===== Materials provided
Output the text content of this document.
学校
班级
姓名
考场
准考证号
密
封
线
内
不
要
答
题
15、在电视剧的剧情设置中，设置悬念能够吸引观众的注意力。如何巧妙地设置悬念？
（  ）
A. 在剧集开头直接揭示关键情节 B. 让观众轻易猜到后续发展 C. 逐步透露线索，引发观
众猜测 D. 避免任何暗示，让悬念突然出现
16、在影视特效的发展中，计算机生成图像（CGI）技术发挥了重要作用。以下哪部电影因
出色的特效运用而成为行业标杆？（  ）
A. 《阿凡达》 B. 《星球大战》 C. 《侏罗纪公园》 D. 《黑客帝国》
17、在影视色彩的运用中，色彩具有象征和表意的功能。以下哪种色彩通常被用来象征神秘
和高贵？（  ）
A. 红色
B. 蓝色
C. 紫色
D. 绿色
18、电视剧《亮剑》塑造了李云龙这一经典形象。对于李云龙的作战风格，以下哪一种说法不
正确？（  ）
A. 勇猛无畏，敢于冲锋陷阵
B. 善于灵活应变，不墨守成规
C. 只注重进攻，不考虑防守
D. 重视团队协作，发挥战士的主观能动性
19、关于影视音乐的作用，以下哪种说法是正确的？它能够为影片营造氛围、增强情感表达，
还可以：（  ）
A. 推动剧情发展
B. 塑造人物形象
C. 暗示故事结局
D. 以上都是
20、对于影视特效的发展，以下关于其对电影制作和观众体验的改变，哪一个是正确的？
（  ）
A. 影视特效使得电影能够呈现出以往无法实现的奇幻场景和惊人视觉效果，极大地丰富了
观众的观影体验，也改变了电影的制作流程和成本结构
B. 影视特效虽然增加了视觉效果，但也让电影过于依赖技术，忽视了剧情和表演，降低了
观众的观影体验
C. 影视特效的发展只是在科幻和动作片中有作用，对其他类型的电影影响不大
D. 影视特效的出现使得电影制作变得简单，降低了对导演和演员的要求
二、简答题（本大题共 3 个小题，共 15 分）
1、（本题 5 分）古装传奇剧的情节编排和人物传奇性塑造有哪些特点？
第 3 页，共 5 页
==========
* The problem:
Scan the data above; copy every line where "观众的观影体验" appears.

* Task response:
观众的观影体验，也改变了电影的制作流程和成本结构
观众的观影体验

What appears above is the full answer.